----- SOURCE MATERIAL -----

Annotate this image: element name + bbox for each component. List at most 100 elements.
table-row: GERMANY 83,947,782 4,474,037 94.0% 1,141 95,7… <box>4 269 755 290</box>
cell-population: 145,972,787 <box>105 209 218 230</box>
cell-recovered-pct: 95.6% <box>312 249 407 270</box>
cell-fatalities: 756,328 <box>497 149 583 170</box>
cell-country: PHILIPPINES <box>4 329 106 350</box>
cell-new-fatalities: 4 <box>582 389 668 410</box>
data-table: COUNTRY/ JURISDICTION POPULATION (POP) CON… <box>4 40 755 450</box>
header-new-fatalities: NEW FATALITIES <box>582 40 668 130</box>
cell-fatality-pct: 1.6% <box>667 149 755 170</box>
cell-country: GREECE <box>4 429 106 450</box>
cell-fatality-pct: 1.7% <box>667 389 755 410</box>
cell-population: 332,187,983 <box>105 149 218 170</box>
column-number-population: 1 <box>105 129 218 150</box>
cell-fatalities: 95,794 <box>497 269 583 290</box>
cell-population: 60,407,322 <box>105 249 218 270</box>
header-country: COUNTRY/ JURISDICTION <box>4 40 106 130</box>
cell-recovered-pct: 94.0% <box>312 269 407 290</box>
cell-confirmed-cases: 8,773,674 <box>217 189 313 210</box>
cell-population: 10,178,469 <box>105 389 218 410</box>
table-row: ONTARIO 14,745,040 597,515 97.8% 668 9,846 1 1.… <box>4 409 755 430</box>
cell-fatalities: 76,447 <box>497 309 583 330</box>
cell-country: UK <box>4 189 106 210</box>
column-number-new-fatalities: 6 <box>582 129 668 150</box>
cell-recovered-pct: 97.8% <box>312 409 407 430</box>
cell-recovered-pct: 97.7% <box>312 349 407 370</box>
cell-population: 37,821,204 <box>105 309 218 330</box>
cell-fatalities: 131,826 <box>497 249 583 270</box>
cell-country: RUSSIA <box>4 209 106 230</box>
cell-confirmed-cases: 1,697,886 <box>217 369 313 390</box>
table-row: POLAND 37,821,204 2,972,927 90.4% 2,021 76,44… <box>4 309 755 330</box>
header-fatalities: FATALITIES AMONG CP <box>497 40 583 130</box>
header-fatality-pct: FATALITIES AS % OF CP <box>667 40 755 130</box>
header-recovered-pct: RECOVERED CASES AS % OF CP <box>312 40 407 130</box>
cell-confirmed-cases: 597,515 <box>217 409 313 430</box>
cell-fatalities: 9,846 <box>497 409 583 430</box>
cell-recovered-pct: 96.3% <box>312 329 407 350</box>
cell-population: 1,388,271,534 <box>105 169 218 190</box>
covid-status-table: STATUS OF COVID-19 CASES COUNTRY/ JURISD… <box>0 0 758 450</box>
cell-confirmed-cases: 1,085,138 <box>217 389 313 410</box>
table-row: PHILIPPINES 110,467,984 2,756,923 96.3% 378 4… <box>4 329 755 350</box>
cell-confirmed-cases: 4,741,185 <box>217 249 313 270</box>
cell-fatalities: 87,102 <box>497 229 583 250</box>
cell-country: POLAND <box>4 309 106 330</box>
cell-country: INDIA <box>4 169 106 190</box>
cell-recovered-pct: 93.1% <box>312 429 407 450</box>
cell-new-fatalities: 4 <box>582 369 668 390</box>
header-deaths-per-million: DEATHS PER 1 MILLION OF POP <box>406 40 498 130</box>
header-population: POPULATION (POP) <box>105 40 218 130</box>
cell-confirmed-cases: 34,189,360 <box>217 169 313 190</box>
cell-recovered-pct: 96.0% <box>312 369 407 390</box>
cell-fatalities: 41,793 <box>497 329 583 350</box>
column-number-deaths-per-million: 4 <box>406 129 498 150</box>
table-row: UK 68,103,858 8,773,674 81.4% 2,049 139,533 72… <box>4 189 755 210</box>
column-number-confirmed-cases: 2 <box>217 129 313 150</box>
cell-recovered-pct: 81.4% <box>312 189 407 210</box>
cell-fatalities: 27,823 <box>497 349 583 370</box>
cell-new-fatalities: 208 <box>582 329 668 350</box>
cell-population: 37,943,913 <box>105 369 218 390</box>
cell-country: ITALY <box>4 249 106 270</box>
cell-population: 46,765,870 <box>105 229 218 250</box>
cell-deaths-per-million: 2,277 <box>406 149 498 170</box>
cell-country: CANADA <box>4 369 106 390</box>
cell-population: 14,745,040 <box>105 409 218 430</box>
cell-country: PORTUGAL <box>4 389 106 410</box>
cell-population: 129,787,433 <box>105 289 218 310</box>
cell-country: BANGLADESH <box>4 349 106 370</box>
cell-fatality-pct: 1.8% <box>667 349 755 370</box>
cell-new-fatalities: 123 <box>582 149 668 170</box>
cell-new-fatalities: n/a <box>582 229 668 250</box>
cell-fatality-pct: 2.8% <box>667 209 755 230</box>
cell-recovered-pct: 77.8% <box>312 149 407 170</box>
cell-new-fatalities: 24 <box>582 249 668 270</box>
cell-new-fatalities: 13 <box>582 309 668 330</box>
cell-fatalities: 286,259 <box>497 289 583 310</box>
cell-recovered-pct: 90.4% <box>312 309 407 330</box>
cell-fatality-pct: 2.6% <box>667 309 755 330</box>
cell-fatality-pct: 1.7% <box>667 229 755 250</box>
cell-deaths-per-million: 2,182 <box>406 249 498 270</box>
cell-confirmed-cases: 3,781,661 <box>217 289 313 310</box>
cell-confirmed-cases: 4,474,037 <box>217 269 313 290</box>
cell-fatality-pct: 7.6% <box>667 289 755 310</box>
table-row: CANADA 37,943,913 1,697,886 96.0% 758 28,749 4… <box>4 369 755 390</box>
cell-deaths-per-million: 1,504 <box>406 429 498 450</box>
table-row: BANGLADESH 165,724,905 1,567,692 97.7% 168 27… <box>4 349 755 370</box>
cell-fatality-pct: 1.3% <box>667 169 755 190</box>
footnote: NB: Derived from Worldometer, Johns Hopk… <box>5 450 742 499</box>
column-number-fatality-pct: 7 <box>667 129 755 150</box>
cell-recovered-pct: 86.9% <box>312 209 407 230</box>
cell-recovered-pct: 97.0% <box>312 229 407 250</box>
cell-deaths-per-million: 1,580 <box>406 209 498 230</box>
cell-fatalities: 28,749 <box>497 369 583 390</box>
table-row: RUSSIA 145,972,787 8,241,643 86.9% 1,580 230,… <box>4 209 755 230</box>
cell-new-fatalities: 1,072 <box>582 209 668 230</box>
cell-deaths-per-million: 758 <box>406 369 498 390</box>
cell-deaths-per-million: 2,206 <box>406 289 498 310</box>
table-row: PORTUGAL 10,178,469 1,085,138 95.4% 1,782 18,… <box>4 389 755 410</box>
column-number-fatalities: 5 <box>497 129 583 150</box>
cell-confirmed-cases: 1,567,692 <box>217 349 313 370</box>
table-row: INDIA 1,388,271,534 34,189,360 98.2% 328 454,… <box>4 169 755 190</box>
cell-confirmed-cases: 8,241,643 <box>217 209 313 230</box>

-----

Rewrite each line of the data above as a JSON array of strings, with one string per line and no blank lines.

[
  "Annotate this image: element name + bbox for each component. List at most 100 elements.",
  "table-row: GERMANY 83,947,782 4,474,037 94.0% 1,141 95,7… <box>4 269 755 290</box>",
  "cell-population: 145,972,787 <box>105 209 218 230</box>",
  "cell-recovered-pct: 95.6% <box>312 249 407 270</box>",
  "cell-fatalities: 756,328 <box>497 149 583 170</box>",
  "cell-country: PHILIPPINES <box>4 329 106 350</box>",
  "cell-new-fatalities: 4 <box>582 389 668 410</box>",
  "data-table: COUNTRY/ JURISDICTION POPULATION (POP) CON… <box>4 40 755 450</box>",
  "header-new-fatalities: NEW FATALITIES <box>582 40 668 130</box>",
  "cell-fatality-pct: 1.6% <box>667 149 755 170</box>",
  "cell-country: GREECE <box>4 429 106 450</box>",
  "cell-fatality-pct: 1.7% <box>667 389 755 410</box>",
  "cell-population: 332,187,983 <box>105 149 218 170</box>",
  "column-number-population: 1 <box>105 129 218 150</box>",
  "cell-fatalities: 95,794 <box>497 269 583 290</box>",
  "cell-population: 60,407,322 <box>105 249 218 270</box>",
  "header-country: COUNTRY/ JURISDICTION <box>4 40 106 130</box>",
  "cell-recovered-pct: 94.0% <box>312 269 407 290</box>",
  "cell-confirmed-cases: 8,773,674 <box>217 189 313 210</box>",
  "cell-population: 10,178,469 <box>105 389 218 410</box>",
  "table-row: ONTARIO 14,745,040 597,515 97.8% 668 9,846 1 1.… <box>4 409 755 430</box>",
  "cell-fatalities: 76,447 <box>497 309 583 330</box>",
  "cell-country: UK <box>4 189 106 210</box>",
  "column-number-new-fatalities: 6 <box>582 129 668 150</box>",
  "cell-recovered-pct: 97.8% <box>312 409 407 430</box>",
  "cell-recovered-pct: 97.7% <box>312 349 407 370</box>",
  "cell-population: 37,821,204 <box>105 309 218 330</box>",
  "cell-fatalities: 131,826 <box>497 249 583 270</box>",
  "cell-country: RUSSIA <box>4 209 106 230</box>",
  "cell-confirmed-cases: 1,697,886 <box>217 369 313 390</box>",
  "table-row: POLAND 37,821,204 2,972,927 90.4% 2,021 76,44… <box>4 309 755 330</box>",
  "header-fatalities: FATALITIES AMONG CP <box>497 40 583 130</box>",
  "header-fatality-pct: FATALITIES AS % OF CP <box>667 40 755 130</box>",
  "header-recovered-pct: RECOVERED CASES AS % OF CP <box>312 40 407 130</box>",
  "cell-confirmed-cases: 597,515 <box>217 409 313 430</box>",
  "cell-fatalities: 9,846 <box>497 409 583 430</box>",
  "cell-recovered-pct: 96.3% <box>312 329 407 350</box>",
  "cell-population: 1,388,271,534 <box>105 169 218 190</box>",
  "covid-status-table: STATUS OF COVID-19 CASES COUNTRY/ JURISD… <box>0 0 758 450</box>",
  "cell-confirmed-cases: 1,085,138 <box>217 389 313 410</box>",
  "table-row: PHILIPPINES 110,467,984 2,756,923 96.3% 378 4… <box>4 329 755 350</box>",
  "cell-confirmed-cases: 4,741,185 <box>217 249 313 270</box>",
  "cell-fatalities: 87,102 <box>497 229 583 250</box>",
  "cell-country: POLAND <box>4 309 106 330</box>",
  "cell-country: INDIA <box>4 169 106 190</box>",
  "cell-recovered-pct: 93.1% <box>312 429 407 450</box>",
  "cell-new-fatalities: 4 <box>582 369 668 390</box>",
  "header-deaths-per-million: DEATHS PER 1 MILLION OF POP <box>406 40 498 130</box>",
  "header-population: POPULATION (POP) <box>105 40 218 130</box>",
  "cell-confirmed-cases: 34,189,360 <box>217 169 313 190</box>",
  "cell-recovered-pct: 96.0% <box>312 369 407 390</box>",
  "cell-fatalities: 41,793 <box>497 329 583 350</box>",
  "column-number-deaths-per-million: 4 <box>406 129 498 150</box>",
  "table-row: UK 68,103,858 8,773,674 81.4% 2,049 139,533 72… <box>4 189 755 210</box>",
  "column-number-confirmed-cases: 2 <box>217 129 313 150</box>",
  "cell-recovered-pct: 81.4% <box>312 189 407 210</box>",
  "cell-fatalities: 27,823 <box>497 349 583 370</box>",
  "cell-new-fatalities: 208 <box>582 329 668 350</box>",
  "cell-population: 37,943,913 <box>105 369 218 390</box>",
  "cell-country: ITALY <box>4 249 106 270</box>",
  "cell-population: 46,765,870 <box>105 229 218 250</box>",
  "cell-deaths-per-million: 2,277 <box>406 149 498 170</box>",
  "cell-country: CANADA <box>4 369 106 390</box>",
  "cell-population: 14,745,040 <box>105 409 218 430</box>",
  "cell-country: PORTUGAL <box>4 389 106 410</box>",
  "cell-population: 129,787,433 <box>105 289 218 310</box>",
  "cell-country: BANGLADESH <box>4 349 106 370</box>",
  "cell-fatality-pct: 1.8% <box>667 349 755 370</box>",
  "cell-new-fatalities: 123 <box>582 149 668 170</box>",
  "cell-new-fatalities: n/a <box>582 229 668 250</box>",
  "cell-fatality-pct: 2.8% <box>667 209 755 230</box>",
  "cell-recovered-pct: 77.8% <box>312 149 407 170</box>",
  "cell-new-fatalities: 24 <box>582 249 668 270</box>",
  "cell-new-fatalities: 13 <box>582 309 668 330</box>",
  "cell-fatalities: 286,259 <box>497 289 583 310</box>",
  "cell-recovered-pct: 90.4% <box>312 309 407 330</box>",
  "cell-fatality-pct: 2.6% <box>667 309 755 330</box>",
  "cell-fatality-pct: 1.7% <box>667 229 755 250</box>",
  "cell-deaths-per-million: 2,182 <box>406 249 498 270</box>",
  "cell-confirmed-cases: 3,781,661 <box>217 289 313 310</box>",
  "cell-confirmed-cases: 4,474,037 <box>217 269 313 290</box>",
  "cell-fatality-pct: 7.6% <box>667 289 755 310</box>",
  "table-row: CANADA 37,943,913 1,697,886 96.0% 758 28,749 4… <box>4 369 755 390</box>",
  "cell-deaths-per-million: 1,504 <box>406 429 498 450</box>",
  "table-row: BANGLADESH 165,724,905 1,567,692 97.7% 168 27… <box>4 349 755 370</box>",
  "cell-fatality-pct: 1.3% <box>667 169 755 190</box>",
  "footnote: NB: Derived from Worldometer, Johns Hopk… <box>5 450 742 499</box>",
  "column-number-fatality-pct: 7 <box>667 129 755 150</box>",
  "cell-recovered-pct: 86.9% <box>312 209 407 230</box>",
  "cell-recovered-pct: 97.0% <box>312 229 407 250</box>",
  "cell-deaths-per-million: 1,580 <box>406 209 498 230</box>",
  "cell-fatalities: 28,749 <box>497 369 583 390</box>",
  "table-row: RUSSIA 145,972,787 8,241,643 86.9% 1,580 230,… <box>4 209 755 230</box>",
  "cell-new-fatalities: 1,072 <box>582 209 668 230</box>",
  "cell-deaths-per-million: 758 <box>406 369 498 390</box>",
  "cell-deaths-per-million: 2,206 <box>406 289 498 310</box>",
  "table-row: PORTUGAL 10,178,469 1,085,138 95.4% 1,782 18,… <box>4 389 755 410</box>",
  "column-number-fatalities: 5 <box>497 129 583 150</box>",
  "cell-confirmed-cases: 1,567,692 <box>217 349 313 370</box>",
  "table-row: INDIA 1,388,271,534 34,189,360 98.2% 328 454,… <box>4 169 755 190</box>",
  "cell-confirmed-cases: 8,241,643 <box>217 209 313 230</box>"
]